> [RECORDS SUPPLIED]
________
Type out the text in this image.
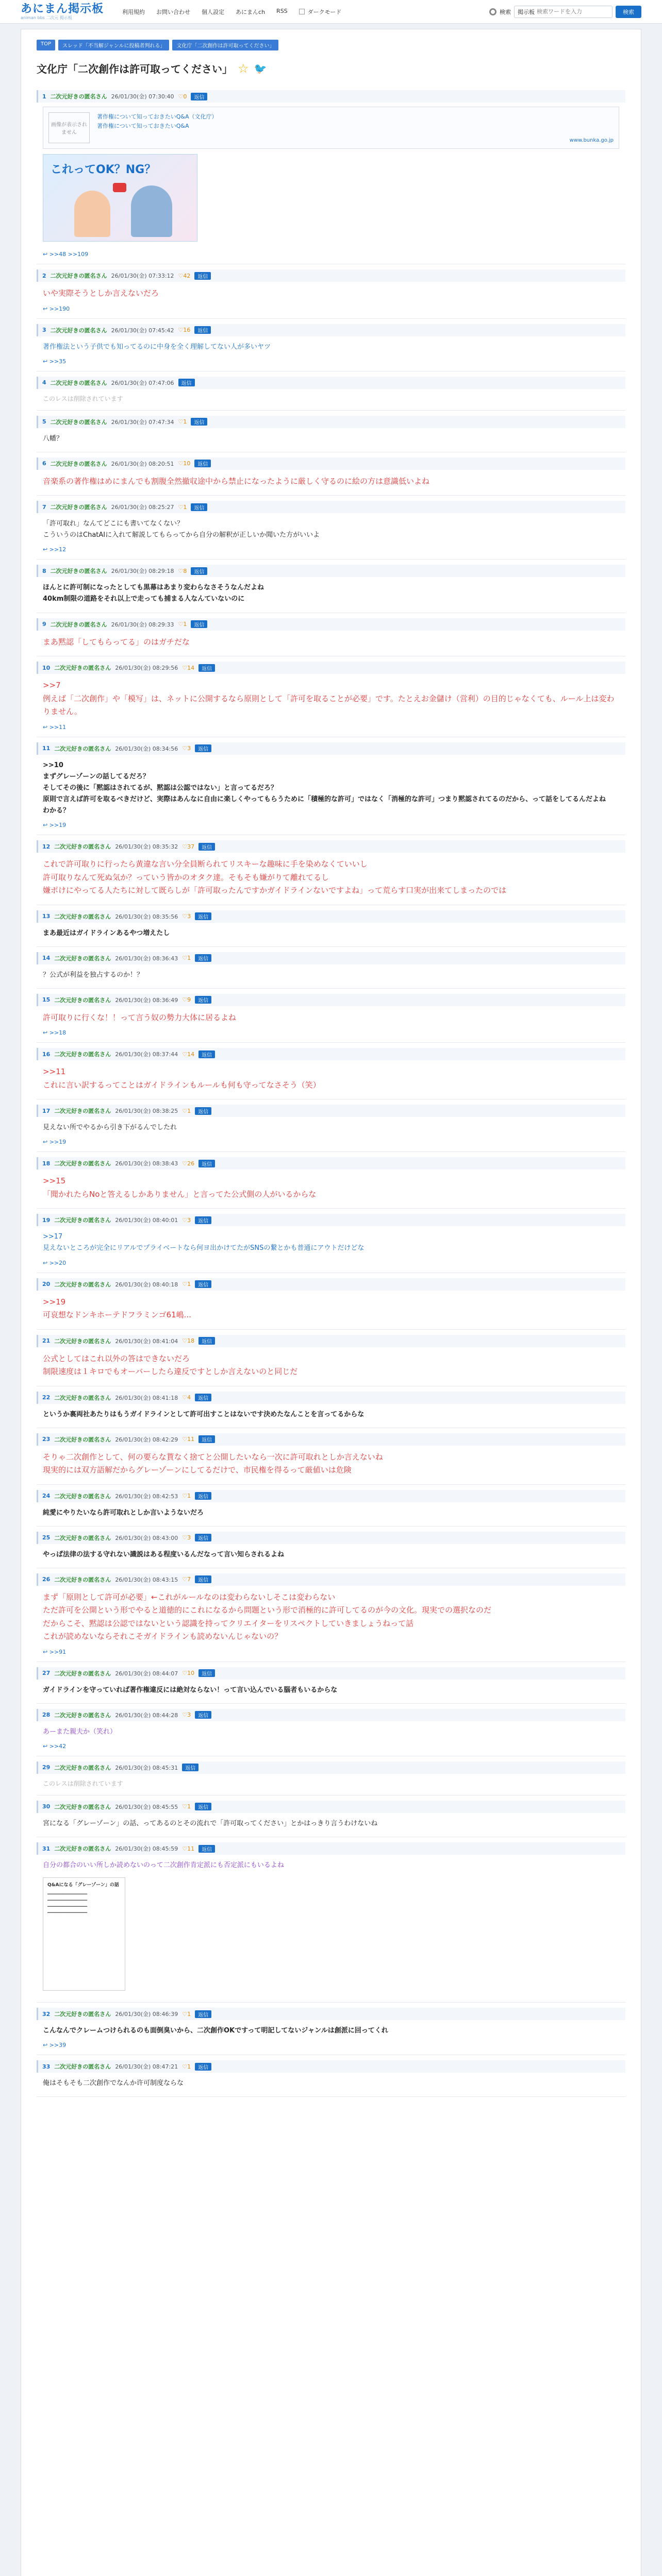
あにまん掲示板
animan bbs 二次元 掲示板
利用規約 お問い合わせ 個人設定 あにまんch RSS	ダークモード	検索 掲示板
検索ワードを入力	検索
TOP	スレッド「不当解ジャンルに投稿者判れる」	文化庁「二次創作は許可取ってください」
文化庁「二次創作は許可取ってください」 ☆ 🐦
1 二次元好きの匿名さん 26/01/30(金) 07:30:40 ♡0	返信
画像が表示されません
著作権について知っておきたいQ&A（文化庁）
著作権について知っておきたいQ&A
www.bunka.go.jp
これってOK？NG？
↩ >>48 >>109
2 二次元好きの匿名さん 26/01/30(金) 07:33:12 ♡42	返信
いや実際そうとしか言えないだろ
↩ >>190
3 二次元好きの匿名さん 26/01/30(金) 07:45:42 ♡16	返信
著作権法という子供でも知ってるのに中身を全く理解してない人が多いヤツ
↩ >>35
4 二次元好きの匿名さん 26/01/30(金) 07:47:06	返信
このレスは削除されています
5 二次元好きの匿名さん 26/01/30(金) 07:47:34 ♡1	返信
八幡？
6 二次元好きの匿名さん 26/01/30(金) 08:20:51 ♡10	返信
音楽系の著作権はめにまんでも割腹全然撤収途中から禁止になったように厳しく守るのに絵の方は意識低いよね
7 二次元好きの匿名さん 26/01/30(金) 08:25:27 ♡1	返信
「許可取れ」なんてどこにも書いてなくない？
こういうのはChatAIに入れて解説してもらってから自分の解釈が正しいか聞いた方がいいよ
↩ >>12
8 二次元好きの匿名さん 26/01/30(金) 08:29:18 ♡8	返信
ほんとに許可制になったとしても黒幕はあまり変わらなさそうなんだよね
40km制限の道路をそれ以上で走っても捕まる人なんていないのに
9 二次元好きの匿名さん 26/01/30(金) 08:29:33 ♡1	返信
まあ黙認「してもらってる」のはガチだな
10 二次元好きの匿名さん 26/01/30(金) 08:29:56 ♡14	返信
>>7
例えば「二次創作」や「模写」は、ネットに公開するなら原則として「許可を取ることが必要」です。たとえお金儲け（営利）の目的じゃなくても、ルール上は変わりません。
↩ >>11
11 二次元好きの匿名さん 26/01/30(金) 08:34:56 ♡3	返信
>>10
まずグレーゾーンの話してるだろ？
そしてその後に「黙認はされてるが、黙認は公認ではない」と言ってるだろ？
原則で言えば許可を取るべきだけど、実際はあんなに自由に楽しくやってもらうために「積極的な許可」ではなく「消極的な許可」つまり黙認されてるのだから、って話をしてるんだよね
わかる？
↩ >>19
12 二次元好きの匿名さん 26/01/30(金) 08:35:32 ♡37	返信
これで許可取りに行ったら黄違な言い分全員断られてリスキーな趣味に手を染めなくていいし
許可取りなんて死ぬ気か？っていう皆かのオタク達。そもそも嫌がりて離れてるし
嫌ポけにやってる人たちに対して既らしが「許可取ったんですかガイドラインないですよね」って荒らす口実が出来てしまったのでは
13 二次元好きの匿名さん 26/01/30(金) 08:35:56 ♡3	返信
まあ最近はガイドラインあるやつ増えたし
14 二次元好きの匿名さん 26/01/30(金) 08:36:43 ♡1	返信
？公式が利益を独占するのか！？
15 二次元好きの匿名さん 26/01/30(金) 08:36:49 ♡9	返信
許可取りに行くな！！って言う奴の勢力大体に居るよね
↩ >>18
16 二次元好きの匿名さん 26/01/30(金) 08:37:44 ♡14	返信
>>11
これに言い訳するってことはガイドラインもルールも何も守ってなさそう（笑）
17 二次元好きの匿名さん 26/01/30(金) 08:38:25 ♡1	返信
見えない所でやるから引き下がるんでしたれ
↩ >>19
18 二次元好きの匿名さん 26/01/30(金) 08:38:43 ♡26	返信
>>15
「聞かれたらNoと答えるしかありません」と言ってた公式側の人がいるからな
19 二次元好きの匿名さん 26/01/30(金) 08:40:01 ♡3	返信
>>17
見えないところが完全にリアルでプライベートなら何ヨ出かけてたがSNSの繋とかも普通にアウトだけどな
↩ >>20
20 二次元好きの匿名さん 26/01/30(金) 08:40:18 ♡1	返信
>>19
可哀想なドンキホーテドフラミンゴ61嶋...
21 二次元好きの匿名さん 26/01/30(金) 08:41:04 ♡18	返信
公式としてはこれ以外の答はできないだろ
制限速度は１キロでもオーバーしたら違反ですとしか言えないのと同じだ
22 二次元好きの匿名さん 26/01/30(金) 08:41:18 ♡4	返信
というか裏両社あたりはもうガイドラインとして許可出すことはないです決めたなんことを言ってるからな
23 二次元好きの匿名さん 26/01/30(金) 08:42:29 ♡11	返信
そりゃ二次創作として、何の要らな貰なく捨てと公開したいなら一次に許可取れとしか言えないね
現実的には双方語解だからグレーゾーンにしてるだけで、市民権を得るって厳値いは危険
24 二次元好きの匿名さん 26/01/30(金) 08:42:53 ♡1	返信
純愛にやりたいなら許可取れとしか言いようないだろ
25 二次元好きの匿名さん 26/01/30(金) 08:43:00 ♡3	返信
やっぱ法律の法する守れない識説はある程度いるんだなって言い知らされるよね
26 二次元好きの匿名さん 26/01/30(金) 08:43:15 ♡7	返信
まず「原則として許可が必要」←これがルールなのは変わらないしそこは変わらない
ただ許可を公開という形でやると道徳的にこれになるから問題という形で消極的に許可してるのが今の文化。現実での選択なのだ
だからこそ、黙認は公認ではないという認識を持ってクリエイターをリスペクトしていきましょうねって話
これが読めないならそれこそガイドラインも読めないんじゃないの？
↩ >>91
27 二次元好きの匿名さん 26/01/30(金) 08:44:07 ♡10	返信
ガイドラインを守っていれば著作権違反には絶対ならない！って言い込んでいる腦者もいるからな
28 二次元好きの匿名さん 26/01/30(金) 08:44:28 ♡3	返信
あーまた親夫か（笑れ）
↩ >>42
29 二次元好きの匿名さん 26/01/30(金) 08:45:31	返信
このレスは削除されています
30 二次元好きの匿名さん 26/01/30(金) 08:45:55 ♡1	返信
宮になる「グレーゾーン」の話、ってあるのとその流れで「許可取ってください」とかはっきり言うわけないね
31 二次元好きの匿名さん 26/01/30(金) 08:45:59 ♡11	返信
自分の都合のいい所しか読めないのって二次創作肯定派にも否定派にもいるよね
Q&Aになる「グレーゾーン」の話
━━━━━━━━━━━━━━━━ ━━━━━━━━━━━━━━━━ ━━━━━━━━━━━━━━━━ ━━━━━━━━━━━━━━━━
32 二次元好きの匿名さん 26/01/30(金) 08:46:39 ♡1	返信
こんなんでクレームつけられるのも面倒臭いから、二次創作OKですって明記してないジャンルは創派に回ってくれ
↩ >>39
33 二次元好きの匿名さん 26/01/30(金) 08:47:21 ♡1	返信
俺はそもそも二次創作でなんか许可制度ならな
________
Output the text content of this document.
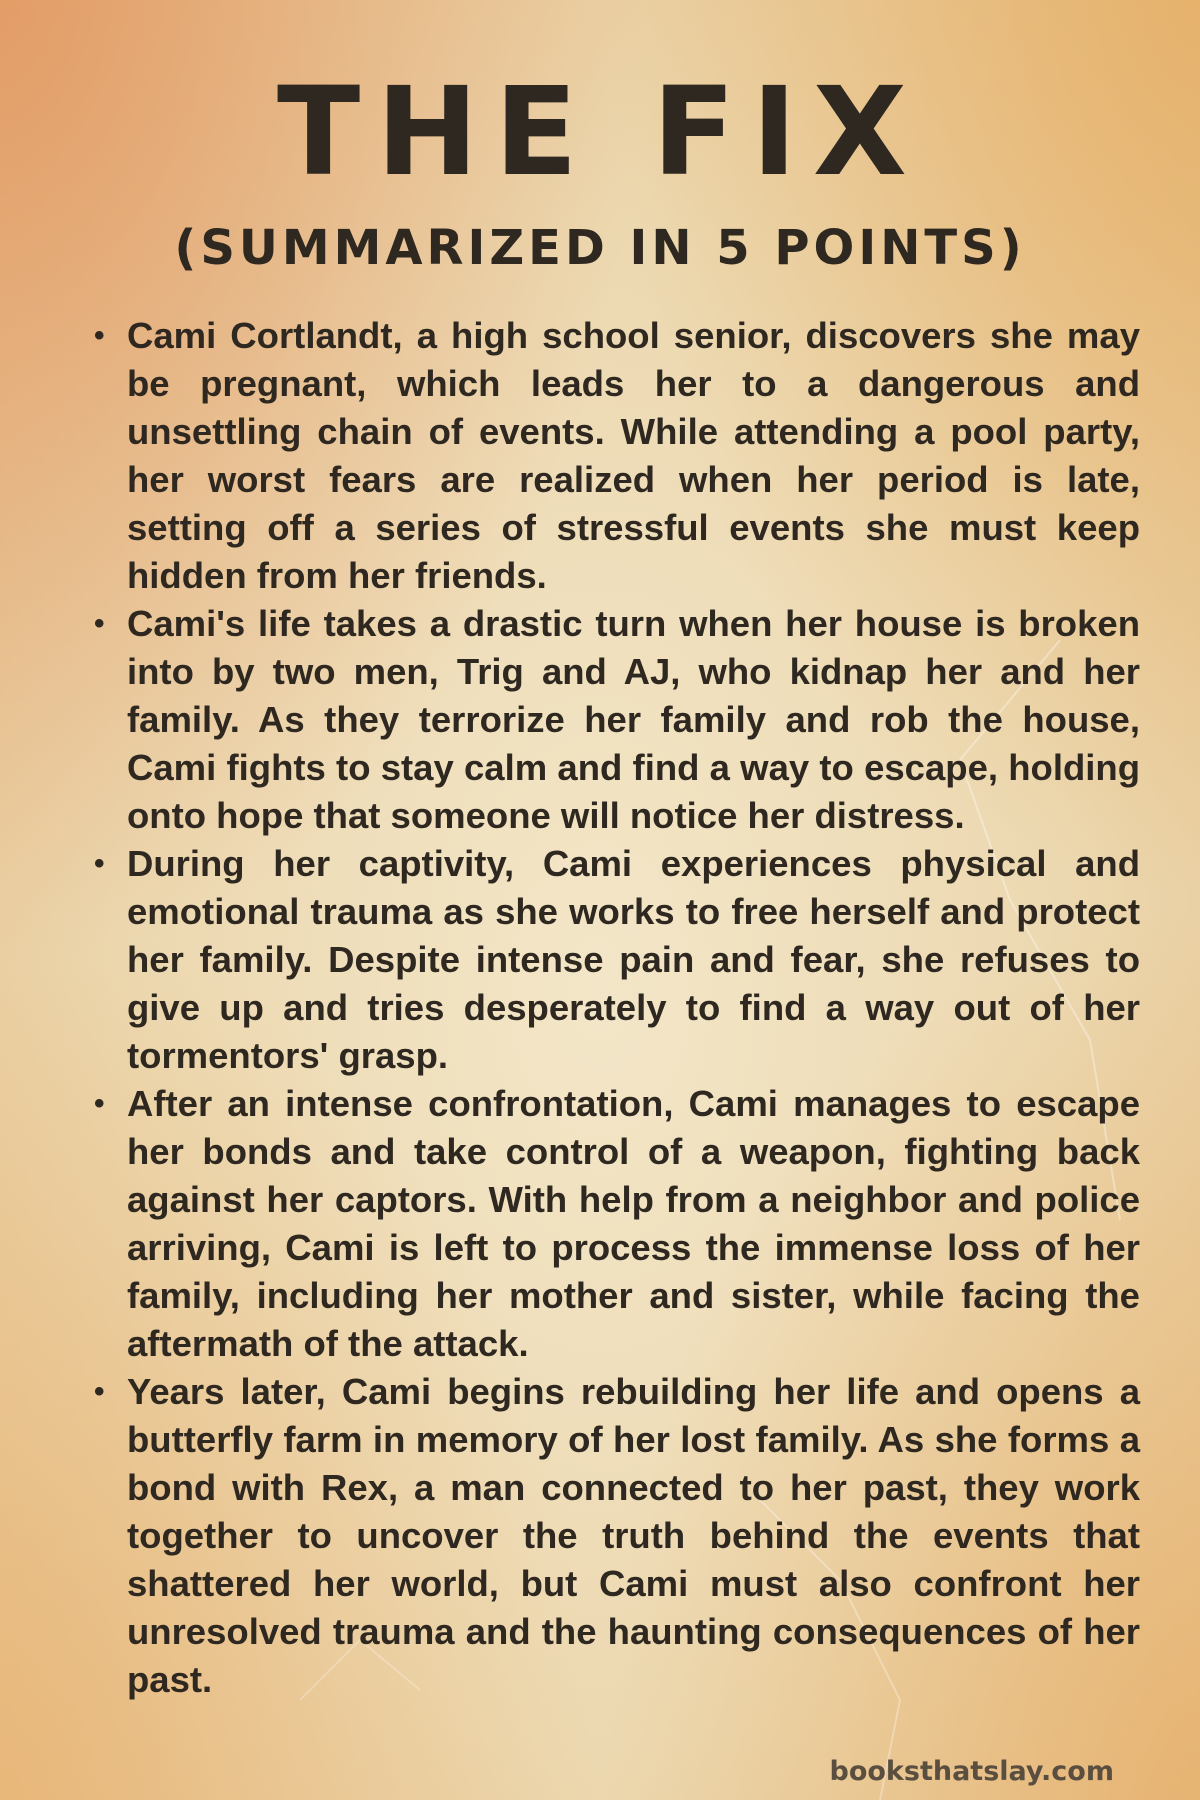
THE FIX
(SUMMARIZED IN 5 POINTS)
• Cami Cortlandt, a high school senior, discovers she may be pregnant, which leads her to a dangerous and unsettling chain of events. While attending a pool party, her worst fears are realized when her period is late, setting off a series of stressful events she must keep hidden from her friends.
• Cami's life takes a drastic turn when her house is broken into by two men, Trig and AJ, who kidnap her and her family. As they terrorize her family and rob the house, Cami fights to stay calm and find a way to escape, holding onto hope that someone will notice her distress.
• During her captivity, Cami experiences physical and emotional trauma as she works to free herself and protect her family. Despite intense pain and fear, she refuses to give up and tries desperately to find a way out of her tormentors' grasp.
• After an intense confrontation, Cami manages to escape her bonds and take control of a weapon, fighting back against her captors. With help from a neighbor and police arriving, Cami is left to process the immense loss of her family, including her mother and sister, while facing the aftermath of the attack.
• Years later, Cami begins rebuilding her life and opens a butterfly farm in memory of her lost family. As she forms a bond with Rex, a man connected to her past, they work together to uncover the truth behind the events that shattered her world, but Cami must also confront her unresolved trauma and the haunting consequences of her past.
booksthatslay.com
________
> [JOB]
Gather and copy every line of the data in which the string "events" is found.

> [EXERCISE RESPONSE]
• Cami Cortlandt, a high school senior, discovers she may be pregnant, which leads her to a dangerous and unsettling chain of events. While attending a pool party, her worst fears are realized when her period is late, setting off a series of stressful events she must keep hidden from her friends.
• Years later, Cami begins rebuilding her life and opens a butterfly farm in memory of her lost family. As she forms a bond with Rex, a man connected to her past, they work together to uncover the truth behind the events that shattered her world, but Cami must also confront her unresolved trauma and the haunting consequences of her past.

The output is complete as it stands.